# Task:
Reproduce this listing in full.

# Entries:
****
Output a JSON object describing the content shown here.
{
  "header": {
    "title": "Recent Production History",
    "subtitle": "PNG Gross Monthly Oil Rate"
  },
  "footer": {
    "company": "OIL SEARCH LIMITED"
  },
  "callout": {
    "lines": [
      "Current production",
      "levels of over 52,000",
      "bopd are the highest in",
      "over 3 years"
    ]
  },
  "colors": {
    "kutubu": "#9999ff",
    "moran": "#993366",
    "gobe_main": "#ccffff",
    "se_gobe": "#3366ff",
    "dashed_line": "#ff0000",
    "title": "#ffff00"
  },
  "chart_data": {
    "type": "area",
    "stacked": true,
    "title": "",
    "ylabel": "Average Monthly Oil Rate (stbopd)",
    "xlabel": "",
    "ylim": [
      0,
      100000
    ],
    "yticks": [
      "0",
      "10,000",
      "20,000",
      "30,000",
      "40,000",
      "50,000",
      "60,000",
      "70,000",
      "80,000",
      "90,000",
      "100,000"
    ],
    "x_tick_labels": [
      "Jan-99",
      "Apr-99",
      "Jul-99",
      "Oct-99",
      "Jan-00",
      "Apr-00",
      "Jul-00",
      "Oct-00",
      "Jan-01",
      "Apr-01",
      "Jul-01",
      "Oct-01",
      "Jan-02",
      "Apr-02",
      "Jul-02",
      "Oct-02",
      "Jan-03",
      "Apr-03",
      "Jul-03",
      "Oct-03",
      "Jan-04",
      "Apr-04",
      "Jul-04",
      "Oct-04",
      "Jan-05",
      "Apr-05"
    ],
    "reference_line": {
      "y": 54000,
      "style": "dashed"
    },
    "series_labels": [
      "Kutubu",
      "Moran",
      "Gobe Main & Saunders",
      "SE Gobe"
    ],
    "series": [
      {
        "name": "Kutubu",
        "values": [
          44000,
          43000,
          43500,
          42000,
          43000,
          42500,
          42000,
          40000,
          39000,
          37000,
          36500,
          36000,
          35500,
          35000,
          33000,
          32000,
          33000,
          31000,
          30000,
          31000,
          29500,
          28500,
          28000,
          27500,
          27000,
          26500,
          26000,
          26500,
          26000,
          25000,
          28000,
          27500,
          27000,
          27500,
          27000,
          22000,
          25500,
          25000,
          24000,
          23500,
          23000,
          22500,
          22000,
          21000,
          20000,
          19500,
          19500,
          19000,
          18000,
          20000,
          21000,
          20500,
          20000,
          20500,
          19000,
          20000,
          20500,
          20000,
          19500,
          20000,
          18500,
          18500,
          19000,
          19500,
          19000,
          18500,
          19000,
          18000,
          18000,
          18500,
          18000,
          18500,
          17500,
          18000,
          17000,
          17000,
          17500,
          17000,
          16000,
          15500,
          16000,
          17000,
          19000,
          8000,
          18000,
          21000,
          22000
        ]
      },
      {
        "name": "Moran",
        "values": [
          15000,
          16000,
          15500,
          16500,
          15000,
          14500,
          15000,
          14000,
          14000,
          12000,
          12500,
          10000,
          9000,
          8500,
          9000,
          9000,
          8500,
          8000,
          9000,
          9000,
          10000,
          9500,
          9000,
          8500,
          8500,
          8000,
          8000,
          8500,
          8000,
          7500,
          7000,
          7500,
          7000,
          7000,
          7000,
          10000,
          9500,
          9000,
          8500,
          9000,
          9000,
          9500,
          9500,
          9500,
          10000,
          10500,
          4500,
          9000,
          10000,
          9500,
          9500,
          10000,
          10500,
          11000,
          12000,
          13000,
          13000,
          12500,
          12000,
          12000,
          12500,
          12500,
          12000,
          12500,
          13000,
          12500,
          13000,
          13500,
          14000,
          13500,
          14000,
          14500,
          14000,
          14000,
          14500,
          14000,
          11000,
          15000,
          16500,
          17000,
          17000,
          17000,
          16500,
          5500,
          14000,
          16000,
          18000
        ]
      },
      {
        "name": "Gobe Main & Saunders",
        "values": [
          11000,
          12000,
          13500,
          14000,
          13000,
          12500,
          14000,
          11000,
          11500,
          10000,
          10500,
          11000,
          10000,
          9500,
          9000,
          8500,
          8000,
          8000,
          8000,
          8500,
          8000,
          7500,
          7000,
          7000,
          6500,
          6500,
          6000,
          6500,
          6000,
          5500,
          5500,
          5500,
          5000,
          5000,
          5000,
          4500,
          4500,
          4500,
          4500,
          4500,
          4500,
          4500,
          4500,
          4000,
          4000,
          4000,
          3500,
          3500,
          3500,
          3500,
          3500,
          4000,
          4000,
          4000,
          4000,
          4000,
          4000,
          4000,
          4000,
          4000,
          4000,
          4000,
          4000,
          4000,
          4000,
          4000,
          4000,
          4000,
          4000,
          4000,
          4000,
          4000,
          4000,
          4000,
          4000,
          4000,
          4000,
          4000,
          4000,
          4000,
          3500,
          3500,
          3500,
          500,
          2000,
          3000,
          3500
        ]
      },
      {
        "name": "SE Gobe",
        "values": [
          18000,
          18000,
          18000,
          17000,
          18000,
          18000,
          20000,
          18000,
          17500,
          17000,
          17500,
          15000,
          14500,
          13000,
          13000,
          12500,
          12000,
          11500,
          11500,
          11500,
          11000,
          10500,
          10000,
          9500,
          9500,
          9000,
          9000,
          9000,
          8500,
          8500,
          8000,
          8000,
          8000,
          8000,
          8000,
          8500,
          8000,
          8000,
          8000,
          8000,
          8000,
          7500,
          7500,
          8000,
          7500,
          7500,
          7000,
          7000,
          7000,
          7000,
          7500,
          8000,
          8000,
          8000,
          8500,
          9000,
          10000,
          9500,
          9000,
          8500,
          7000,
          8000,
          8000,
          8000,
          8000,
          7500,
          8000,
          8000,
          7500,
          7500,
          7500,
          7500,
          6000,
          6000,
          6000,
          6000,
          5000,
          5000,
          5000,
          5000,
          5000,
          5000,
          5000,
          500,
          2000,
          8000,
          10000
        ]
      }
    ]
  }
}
****
# Written solution:
Output a JSON object describing the content shown here.
{
  "header": {
    "title": "Recent Production History",
    "subtitle": "PNG Gross Monthly Oil Rate"
  },
  "footer": {
    "company": "OIL SEARCH LIMITED"
  },
  "callout": {
    "lines": [
      "Current production",
      "levels of over 52,000",
      "bopd are the highest in",
      "over 3 years"
    ]
  },
  "colors": {
    "kutubu": "#9999ff",
    "moran": "#993366",
    "gobe_main": "#ccffff",
    "se_gobe": "#3366ff",
    "dashed_line": "#ff0000",
    "title": "#ffff00"
  },
  "chart_data": {
    "type": "area",
    "stacked": true,
    "title": "",
    "ylabel": "Average Monthly Oil Rate (stbopd)",
    "xlabel": "",
    "ylim": [
      0,
      100000
    ],
    "yticks": [
      "0",
      "10,000",
      "20,000",
      "30,000",
      "40,000",
      "50,000",
      "60,000",
      "70,000",
      "80,000",
      "90,000",
      "100,000"
    ],
    "x_tick_labels": [
      "Jan-99",
      "Apr-99",
      "Jul-99",
      "Oct-99",
      "Jan-00",
      "Apr-00",
      "Jul-00",
      "Oct-00",
      "Jan-01",
      "Apr-01",
      "Jul-01",
      "Oct-01",
      "Jan-02",
      "Apr-02",
      "Jul-02",
      "Oct-02",
      "Jan-03",
      "Apr-03",
      "Jul-03",
      "Oct-03",
      "Jan-04",
      "Apr-04",
      "Jul-04",
      "Oct-04",
      "Jan-05",
      "Apr-05"
    ],
    "reference_line": {
      "y": 54000,
      "style": "dashed"
    },
    "series_labels": [
      "Kutubu",
      "Moran",
      "Gobe Main & Saunders",
      "SE Gobe"
    ],
    "series": [
      {
        "name": "Kutubu",
        "values": [
          44000,
          43000,
          43500,
          42000,
          43000,
          42500,
          42000,
          40000,
          39000,
          37000,
          36500,
          36000,
          35500,
          35000,
          33000,
          32000,
          33000,
          31000,
          30000,
          31000,
          29500,
          28500,
          28000,
          27500,
          27000,
          26500,
          26000,
          26500,
          26000,
          25000,
          28000,
          27500,
          27000,
          27500,
          27000,
          22000,
          25500,
          25000,
          24000,
          23500,
          23000,
          22500,
          22000,
          21000,
          20000,
          19500,
          19500,
          19000,
          18000,
          20000,
          21000,
          20500,
          20000,
          20500,
          19000,
          20000,
          20500,
          20000,
          19500,
          20000,
          18500,
          18500,
          19000,
          19500,
          19000,
          18500,
          19000,
          18000,
          18000,
          18500,
          18000,
          18500,
          17500,
          18000,
          17000,
          17000,
          17500,
          17000,
          16000,
          15500,
          16000,
          17000,
          19000,
          8000,
          18000,
          21000,
          22000
        ]
      },
      {
        "name": "Moran",
        "values": [
          15000,
          16000,
          15500,
          16500,
          15000,
          14500,
          15000,
          14000,
          14000,
          12000,
          12500,
          10000,
          9000,
          8500,
          9000,
          9000,
          8500,
          8000,
          9000,
          9000,
          10000,
          9500,
          9000,
          8500,
          8500,
          8000,
          8000,
          8500,
          8000,
          7500,
          7000,
          7500,
          7000,
          7000,
          7000,
          10000,
          9500,
          9000,
          8500,
          9000,
          9000,
          9500,
          9500,
          9500,
          10000,
          10500,
          4500,
          9000,
          10000,
          9500,
          9500,
          10000,
          10500,
          11000,
          12000,
          13000,
          13000,
          12500,
          12000,
          12000,
          12500,
          12500,
          12000,
          12500,
          13000,
          12500,
          13000,
          13500,
          14000,
          13500,
          14000,
          14500,
          14000,
          14000,
          14500,
          14000,
          11000,
          15000,
          16500,
          17000,
          17000,
          17000,
          16500,
          5500,
          14000,
          16000,
          18000
        ]
      },
      {
        "name": "Gobe Main & Saunders",
        "values": [
          11000,
          12000,
          13500,
          14000,
          13000,
          12500,
          14000,
          11000,
          11500,
          10000,
          10500,
          11000,
          10000,
          9500,
          9000,
          8500,
          8000,
          8000,
          8000,
          8500,
          8000,
          7500,
          7000,
          7000,
          6500,
          6500,
          6000,
          6500,
          6000,
          5500,
          5500,
          5500,
          5000,
          5000,
          5000,
          4500,
          4500,
          4500,
          4500,
          4500,
          4500,
          4500,
          4500,
          4000,
          4000,
          4000,
          3500,
          3500,
          3500,
          3500,
          3500,
          4000,
          4000,
          4000,
          4000,
          4000,
          4000,
          4000,
          4000,
          4000,
          4000,
          4000,
          4000,
          4000,
          4000,
          4000,
          4000,
          4000,
          4000,
          4000,
          4000,
          4000,
          4000,
          4000,
          4000,
          4000,
          4000,
          4000,
          4000,
          4000,
          3500,
          3500,
          3500,
          500,
          2000,
          3000,
          3500
        ]
      },
      {
        "name": "SE Gobe",
        "values": [
          18000,
          18000,
          18000,
          17000,
          18000,
          18000,
          20000,
          18000,
          17500,
          17000,
          17500,
          15000,
          14500,
          13000,
          13000,
          12500,
          12000,
          11500,
          11500,
          11500,
          11000,
          10500,
          10000,
          9500,
          9500,
          9000,
          9000,
          9000,
          8500,
          8500,
          8000,
          8000,
          8000,
          8000,
          8000,
          8500,
          8000,
          8000,
          8000,
          8000,
          8000,
          7500,
          7500,
          8000,
          7500,
          7500,
          7000,
          7000,
          7000,
          7000,
          7500,
          8000,
          8000,
          8000,
          8500,
          9000,
          10000,
          9500,
          9000,
          8500,
          7000,
          8000,
          8000,
          8000,
          8000,
          7500,
          8000,
          8000,
          7500,
          7500,
          7500,
          7500,
          6000,
          6000,
          6000,
          6000,
          5000,
          5000,
          5000,
          5000,
          5000,
          5000,
          5000,
          500,
          2000,
          8000,
          10000
        ]
      }
    ]
  }
}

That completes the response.